- [Stated goal]: Write out each of the rows below word for word, leaving out the pictures.

- [Supplied material]:
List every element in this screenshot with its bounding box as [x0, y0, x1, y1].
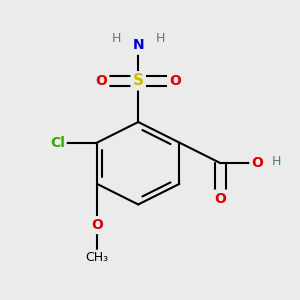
- Text: H: H: [112, 32, 121, 45]
- Text: N: N: [132, 38, 144, 52]
- Text: Cl: Cl: [50, 136, 65, 150]
- Text: O: O: [95, 74, 107, 88]
- Text: O: O: [91, 218, 103, 232]
- Text: N: N: [132, 38, 144, 52]
- Text: H: H: [156, 32, 165, 45]
- Text: O: O: [215, 192, 226, 206]
- Text: H: H: [272, 155, 281, 168]
- Text: CH₃: CH₃: [85, 251, 109, 264]
- Text: O: O: [251, 156, 263, 170]
- Text: S: S: [133, 73, 144, 88]
- Text: O: O: [169, 74, 181, 88]
- Text: O: O: [251, 156, 263, 170]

- [Result]:
List every element in this screenshot with its bounding box as [x0, y0, x1, y1].
- Text: H: H: [112, 32, 121, 45]
- Text: N: N: [132, 38, 144, 52]
- Text: Cl: Cl: [50, 136, 65, 150]
- Text: O: O: [95, 74, 107, 88]
- Text: O: O: [91, 218, 103, 232]
- Text: N: N: [132, 38, 144, 52]
- Text: H: H: [156, 32, 165, 45]
- Text: O: O: [215, 192, 226, 206]
- Text: H: H: [272, 155, 281, 168]
- Text: CH₃: CH₃: [85, 251, 109, 264]
- Text: O: O: [251, 156, 263, 170]
- Text: S: S: [133, 73, 144, 88]
- Text: O: O: [169, 74, 181, 88]
- Text: O: O: [251, 156, 263, 170]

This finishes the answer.